## Requirements
Report only the number of lines that hold the word "观察图中的箭头可知".

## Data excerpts
────
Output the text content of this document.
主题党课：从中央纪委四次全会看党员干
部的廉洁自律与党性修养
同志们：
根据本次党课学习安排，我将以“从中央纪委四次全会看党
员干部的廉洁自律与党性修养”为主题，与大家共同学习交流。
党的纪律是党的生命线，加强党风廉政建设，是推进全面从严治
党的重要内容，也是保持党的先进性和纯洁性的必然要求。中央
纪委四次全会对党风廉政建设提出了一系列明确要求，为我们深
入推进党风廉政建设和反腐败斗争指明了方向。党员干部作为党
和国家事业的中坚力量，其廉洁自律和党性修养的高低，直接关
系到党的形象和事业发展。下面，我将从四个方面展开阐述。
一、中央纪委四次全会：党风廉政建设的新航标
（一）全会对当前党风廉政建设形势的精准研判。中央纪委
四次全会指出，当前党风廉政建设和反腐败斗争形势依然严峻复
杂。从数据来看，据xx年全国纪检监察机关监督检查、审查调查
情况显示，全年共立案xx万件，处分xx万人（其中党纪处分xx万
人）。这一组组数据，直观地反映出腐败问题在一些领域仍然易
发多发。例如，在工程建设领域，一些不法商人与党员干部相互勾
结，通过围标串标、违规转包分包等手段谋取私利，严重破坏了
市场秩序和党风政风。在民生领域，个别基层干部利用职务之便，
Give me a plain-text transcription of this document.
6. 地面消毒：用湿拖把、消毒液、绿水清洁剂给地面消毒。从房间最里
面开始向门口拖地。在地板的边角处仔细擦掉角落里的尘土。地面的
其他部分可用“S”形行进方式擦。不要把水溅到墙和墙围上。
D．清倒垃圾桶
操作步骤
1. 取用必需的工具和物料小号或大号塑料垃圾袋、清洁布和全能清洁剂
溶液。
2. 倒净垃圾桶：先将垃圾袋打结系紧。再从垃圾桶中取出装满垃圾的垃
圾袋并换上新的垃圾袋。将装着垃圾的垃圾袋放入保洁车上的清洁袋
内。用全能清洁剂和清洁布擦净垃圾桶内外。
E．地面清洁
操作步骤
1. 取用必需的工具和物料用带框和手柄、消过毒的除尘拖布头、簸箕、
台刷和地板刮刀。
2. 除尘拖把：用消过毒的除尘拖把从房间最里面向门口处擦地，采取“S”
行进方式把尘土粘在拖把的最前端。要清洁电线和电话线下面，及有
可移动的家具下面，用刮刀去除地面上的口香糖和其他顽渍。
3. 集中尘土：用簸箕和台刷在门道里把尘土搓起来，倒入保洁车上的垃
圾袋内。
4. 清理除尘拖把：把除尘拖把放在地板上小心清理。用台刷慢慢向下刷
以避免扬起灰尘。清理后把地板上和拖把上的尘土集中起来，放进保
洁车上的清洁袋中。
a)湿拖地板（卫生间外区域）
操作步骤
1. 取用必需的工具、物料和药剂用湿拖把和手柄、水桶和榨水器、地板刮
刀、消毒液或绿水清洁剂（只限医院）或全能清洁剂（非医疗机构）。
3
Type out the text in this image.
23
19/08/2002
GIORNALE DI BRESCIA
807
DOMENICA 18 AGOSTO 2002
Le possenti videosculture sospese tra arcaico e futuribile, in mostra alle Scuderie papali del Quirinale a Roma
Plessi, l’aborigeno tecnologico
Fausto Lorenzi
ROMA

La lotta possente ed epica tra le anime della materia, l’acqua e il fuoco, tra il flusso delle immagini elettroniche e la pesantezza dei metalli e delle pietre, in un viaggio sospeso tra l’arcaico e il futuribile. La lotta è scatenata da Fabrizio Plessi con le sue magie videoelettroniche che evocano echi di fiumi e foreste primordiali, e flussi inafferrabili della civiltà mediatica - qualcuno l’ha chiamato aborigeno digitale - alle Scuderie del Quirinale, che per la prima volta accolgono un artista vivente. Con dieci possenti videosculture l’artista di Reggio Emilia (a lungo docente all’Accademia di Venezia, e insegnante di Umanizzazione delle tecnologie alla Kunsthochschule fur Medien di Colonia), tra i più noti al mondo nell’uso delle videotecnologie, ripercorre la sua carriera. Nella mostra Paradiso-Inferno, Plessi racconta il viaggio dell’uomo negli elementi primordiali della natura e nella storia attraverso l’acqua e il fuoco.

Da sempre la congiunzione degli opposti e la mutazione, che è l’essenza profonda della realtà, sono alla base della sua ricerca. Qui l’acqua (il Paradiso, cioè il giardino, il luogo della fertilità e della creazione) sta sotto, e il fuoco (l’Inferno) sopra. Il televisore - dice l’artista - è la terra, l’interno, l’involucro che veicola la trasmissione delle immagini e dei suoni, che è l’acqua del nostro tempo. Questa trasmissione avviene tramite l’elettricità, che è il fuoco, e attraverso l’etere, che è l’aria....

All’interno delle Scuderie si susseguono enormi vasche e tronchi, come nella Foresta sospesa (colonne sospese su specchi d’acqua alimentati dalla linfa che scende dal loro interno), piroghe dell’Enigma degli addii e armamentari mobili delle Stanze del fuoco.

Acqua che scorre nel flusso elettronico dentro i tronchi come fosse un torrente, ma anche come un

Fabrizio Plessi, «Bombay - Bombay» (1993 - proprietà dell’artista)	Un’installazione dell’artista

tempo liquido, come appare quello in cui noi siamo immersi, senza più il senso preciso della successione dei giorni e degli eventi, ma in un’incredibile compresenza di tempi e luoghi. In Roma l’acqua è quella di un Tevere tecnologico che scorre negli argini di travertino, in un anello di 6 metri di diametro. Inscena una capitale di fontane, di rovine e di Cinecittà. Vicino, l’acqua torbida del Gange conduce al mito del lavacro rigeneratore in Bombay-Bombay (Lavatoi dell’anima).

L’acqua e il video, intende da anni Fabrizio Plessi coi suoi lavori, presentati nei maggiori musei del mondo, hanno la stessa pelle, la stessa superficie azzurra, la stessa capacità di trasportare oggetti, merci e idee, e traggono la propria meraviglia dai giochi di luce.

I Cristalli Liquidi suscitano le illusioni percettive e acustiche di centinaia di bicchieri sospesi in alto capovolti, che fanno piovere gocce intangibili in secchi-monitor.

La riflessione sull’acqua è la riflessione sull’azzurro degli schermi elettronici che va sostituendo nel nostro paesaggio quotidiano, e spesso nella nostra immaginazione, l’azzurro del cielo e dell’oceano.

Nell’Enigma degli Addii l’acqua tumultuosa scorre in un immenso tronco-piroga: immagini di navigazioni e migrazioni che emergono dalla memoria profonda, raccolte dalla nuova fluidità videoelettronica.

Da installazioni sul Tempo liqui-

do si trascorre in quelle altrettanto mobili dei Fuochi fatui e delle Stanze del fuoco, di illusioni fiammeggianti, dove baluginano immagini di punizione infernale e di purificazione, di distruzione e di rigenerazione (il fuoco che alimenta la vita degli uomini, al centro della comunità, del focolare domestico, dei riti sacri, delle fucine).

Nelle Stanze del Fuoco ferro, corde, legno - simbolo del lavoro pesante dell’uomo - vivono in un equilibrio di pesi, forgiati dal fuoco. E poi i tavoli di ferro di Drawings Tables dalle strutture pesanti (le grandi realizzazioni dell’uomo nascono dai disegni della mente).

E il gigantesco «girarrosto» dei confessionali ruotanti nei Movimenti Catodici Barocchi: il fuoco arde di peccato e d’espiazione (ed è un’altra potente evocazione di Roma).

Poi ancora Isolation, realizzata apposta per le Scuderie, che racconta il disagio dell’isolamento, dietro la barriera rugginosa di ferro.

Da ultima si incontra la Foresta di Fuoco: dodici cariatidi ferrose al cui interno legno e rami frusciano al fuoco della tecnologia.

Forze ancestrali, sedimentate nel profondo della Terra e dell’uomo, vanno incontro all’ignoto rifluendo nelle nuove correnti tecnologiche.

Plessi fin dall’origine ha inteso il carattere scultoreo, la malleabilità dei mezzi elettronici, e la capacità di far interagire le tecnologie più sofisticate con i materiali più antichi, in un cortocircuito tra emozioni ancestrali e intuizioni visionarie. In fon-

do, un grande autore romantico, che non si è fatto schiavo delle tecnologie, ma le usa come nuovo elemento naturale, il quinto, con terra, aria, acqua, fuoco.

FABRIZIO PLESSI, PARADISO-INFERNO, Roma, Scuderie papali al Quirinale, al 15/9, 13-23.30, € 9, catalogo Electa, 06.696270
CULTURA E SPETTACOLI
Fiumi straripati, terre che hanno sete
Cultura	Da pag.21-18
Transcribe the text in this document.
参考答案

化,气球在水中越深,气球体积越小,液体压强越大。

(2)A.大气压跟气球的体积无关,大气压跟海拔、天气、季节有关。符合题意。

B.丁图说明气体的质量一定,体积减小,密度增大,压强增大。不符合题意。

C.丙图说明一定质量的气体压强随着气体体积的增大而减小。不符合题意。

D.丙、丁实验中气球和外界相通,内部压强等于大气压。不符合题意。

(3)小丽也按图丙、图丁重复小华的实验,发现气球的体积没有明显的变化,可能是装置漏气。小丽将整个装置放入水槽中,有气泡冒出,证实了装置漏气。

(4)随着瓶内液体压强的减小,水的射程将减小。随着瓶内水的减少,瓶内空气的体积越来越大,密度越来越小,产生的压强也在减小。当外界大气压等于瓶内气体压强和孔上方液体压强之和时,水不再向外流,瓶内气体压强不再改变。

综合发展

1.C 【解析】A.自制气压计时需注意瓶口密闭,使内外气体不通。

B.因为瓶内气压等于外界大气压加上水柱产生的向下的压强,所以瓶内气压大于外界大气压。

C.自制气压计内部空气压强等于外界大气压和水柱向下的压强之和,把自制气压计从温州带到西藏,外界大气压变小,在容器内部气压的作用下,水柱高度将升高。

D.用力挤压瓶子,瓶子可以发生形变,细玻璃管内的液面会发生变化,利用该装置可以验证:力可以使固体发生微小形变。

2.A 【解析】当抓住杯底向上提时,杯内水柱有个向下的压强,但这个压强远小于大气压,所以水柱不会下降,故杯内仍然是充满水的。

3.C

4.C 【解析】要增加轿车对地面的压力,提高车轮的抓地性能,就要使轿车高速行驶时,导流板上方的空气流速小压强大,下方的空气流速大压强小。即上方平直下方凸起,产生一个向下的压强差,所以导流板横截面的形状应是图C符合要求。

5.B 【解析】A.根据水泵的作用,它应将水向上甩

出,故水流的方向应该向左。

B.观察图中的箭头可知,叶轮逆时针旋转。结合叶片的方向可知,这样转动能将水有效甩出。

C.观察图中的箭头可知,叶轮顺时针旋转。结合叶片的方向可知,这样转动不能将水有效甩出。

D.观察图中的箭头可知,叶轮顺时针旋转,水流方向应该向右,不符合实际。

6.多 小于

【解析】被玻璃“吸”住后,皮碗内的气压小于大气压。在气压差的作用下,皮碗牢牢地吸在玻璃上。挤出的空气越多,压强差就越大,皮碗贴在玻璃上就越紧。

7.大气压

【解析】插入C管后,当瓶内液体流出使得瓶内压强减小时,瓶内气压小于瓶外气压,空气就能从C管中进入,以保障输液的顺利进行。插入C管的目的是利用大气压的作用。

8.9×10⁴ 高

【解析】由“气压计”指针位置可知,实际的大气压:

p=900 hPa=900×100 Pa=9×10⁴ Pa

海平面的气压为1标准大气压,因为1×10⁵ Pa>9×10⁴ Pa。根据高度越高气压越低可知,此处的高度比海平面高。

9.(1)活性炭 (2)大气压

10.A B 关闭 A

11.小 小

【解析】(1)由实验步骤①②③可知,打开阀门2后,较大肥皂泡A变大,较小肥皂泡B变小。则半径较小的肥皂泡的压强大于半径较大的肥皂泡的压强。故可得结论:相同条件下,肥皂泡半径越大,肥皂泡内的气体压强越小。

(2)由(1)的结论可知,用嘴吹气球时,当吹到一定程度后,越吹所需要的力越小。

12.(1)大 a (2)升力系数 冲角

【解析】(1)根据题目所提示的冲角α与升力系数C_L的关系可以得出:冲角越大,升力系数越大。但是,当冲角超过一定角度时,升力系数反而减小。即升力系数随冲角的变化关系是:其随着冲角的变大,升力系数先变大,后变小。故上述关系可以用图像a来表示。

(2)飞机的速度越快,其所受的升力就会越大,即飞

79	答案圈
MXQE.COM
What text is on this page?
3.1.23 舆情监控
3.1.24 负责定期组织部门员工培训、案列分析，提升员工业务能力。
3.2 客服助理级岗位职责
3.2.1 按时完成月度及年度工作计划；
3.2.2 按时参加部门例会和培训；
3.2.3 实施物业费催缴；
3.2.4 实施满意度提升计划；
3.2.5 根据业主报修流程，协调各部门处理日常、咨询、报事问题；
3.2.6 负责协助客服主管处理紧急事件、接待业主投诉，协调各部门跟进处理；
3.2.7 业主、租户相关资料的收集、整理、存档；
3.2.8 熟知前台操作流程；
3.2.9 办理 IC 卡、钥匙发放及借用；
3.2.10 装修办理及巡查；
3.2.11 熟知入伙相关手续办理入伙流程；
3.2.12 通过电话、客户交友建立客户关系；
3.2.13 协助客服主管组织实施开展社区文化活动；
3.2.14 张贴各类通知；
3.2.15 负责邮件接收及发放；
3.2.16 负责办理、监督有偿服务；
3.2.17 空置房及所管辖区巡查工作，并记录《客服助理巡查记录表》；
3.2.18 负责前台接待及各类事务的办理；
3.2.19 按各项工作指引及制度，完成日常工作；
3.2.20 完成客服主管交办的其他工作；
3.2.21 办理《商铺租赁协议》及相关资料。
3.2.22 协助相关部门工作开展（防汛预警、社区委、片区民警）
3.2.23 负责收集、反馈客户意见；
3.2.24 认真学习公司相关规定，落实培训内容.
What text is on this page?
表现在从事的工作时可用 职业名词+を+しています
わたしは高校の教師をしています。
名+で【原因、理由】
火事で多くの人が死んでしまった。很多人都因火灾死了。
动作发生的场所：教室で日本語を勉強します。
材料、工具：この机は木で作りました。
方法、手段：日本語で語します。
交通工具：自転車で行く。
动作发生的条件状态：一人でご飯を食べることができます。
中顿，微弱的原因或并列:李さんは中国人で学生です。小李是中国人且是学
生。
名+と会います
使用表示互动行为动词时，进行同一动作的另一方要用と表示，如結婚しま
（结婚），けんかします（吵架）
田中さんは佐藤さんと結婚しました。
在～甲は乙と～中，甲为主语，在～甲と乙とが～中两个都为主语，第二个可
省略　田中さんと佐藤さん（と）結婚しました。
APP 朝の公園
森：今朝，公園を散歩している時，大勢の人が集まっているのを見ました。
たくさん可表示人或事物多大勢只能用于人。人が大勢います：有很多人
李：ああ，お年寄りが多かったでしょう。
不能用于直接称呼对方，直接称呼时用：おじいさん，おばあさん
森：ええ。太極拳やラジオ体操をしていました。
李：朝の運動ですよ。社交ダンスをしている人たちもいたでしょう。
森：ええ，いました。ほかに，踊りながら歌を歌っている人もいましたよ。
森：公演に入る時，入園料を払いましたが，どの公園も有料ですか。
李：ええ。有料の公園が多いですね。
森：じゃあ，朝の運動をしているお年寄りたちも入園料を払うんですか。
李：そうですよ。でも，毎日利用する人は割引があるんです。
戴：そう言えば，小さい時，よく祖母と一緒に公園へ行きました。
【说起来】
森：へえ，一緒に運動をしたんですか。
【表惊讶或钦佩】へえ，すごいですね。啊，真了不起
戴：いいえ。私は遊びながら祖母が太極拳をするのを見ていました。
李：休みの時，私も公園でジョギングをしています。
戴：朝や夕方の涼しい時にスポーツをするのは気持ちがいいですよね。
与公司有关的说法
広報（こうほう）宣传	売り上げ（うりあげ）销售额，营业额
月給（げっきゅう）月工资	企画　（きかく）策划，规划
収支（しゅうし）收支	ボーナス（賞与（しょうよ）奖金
────
## Response
3